[DOCUMENT PASSAGE]:
· · · ·
Fig. 2 (a) Schematic view of three MA rotational modes (see text). (b) The computed Kohn–Sham (K–S) energies as a function of the torsion angle θ for the three rotational modes and a staggered conformation (inset) with the torsion angle θ = 0°.

We have also examined the relationship between hydrogen-bonding and the octahedral tilting in o-MAPbI₃. We began by fixing the H_C–N modes at θ = 0° (hydrogen bonding maximised) and 60° (hydrogen bonding minimised) but allowing the inorganic Pb–I cage to relax. We found that the resulting structure and octahedral rotations were almost unaltered. This suggests, unsurprisingly in perovskites with tolerance factors less than 1,^22,23 that the octahedral rotations are robust.

To understand how the robust octahedral rotations (which change amplitude and pattern with temperature), can affect the hydrogen bonding, we performed a second computational experiment. Here, we computed the K–S energies as a function of the torsion angle θ for the same three rotational modes but in a hypothetical high-symmetry structure. This high-symmetry structure is characterized by no octahedral tilting, but with the MA ions in the same configuration as the orthorhombic phase [Fig. 3(a)]. When we calculated the energy of the high-symmetry structure, we relaxed only the MA units within this configuration to optimise any hydrogen-bonding in the Pb–I cage.

Fig. 3 (a) A high-symmetry structure characterised by the removal of octahedral tilting in o-MAPbI₃. (b) The K–S energies plotted as a function of the torsion angle θ for three rotational modes in the high-symmetry structure. Inset compares the energy barriers for the H_C–N mode in the high-symmetry structure and the ground-state structure with octahedral tilting.
· · · ·
[PARTS OF THE EXERCISE]:
a. Answer these questions from the passage on hydrogen bonding and octahedral tilting in o-MAPbI₃:
(i) At which two torsion angles were the H_C–N modes fixed?
(ii) What two features characterize the hypothetical high-symmetry structure?
(iii) What does the inset of Fig. 3 compare?
b. Please continue the passage on hydrogen bonding and octahedral tilting in o-MAPbI₃, starting after its last sentence.
The lines that come next have no connection to the passage on hydrogen bonding and octahedral tilting in o-MAPbI₃.

[DATA BLOCK]:
· · · ·
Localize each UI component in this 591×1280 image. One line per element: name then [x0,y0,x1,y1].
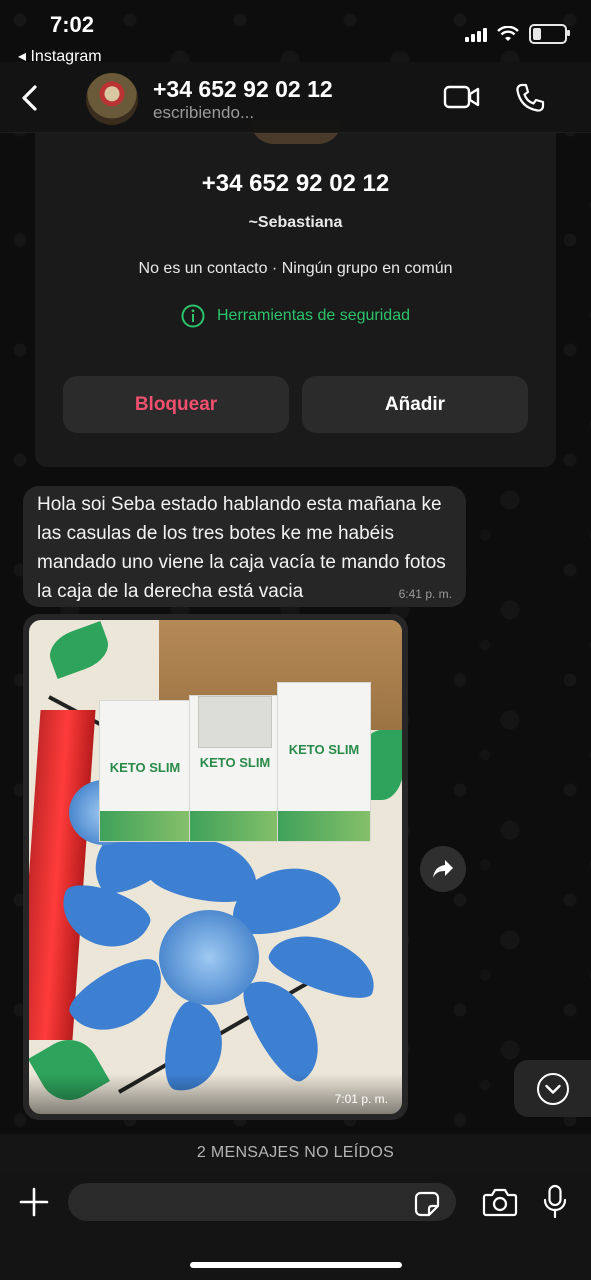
· · · ·
[ANSWERS PROVIDED]:
a.
(i) 0°, where hydrogen bonding is maximized, and 60°, where it is minimized.
(ii) It has no octahedral tilting, and its MA ions are in the same configuration as in the orthorhombic phase.
(iii) The energy barriers for the H_C–N mode in the high-symmetry structure and in the ground-state structure with octahedral tilting.

b.
In the high-symmetry structure, interestingly, the strength of hydrogen-bonding is remarkably reduced. This is seen for the H_N and H_C–N modes where the energy barriers are significantly shallower in the high-symmetry structure [Fig. 3(b)]. The energy barrier of the H_N mode is ∼90 meV per MA-ion, while that of H_C–N mode is ∼12 meV per MA-ion. The latter is an order of magnitude smaller than the corresponding barrier in the orthorhombic (ground state) phase with octahedral tilting [Fig. 3(b) inset]. On the other hand, the energy barrier of the H_C mode (∼96 meV per MA-ion) of the high-symmetry structure slightly increases. This suggests that the MA cation is held in the staggered conformation and easily rotated around the C–N axis in the high-symmetry structure without invoking the octahedral tilting, in agreement with NMR results.²⁴ Thus, one can conclude that the octahedron tilting is strongly correlated with the hydrogen-bonding interaction. Our findings are consistent with a recent report of a stiffening of the lattice of a hybrid metal–organic formate [NH₄][Zn(HCOO)₃] when cooling through a hydrogen bond ordering transition, as revealed by Resonant Ultrasound Spectroscopy.²⁵ Our results could also explain why the MA-ion ordering does not appear above the orthorhombic transition, but is coincident with the phase transition driven by the robust octahedral rotations.

As a way of visualising the hydrogen-bonding in o-MAPbI₃, we present in Fig. 4 the non-covalent interaction isosurfaces calculated using the Critic2 code^26,27 for the ground-state and high-symmetry structures at θ = 0°. The ground-state case in Fig. 4(a) shows non-covalent interaction density located between three H atoms [H_N(1), H_N(2), and H_N(2′)] and three I atoms [I_A(1), I_E(2), and I_E(2′)], which is consistent with hydrogen bonding in the energy minimised structure. On the other hand, there is only one non-covalent interaction density contour between H_N(1) and I_A(1) in the high-symmetry structure. The octahedron tilting is clearly coupled to the strength of the hydrogen-bonding. To further quantify this strength we have calculated the hydrogen bond strength index²⁸ from the N–H stretching frequencies of the MA molecule in isolation and in the perovskite. For the H_N(1)⋯I_A(1) bond, for example, this index is 0.11 in the ground-state structure but only 0.03 in the high-symmetry structure. For the H_N(2)⋯I_E(2) bond the values are 0.05 and 0.02 respectively. The 11% softening of the N–H stretching frequency in o-MAPbI₃ is comparable to the softening of the O–H stretching frequency in ice,²⁹ suggesting similar strengths of hydrogen bonding in both cases.

Fig. 4 Non-covalent interaction density isosurfaces for (a) the ground-state (θ = 0°) and (b) high-symmetry structures (θ = 0°). The reduced gradient density cut-off is 1.0 au.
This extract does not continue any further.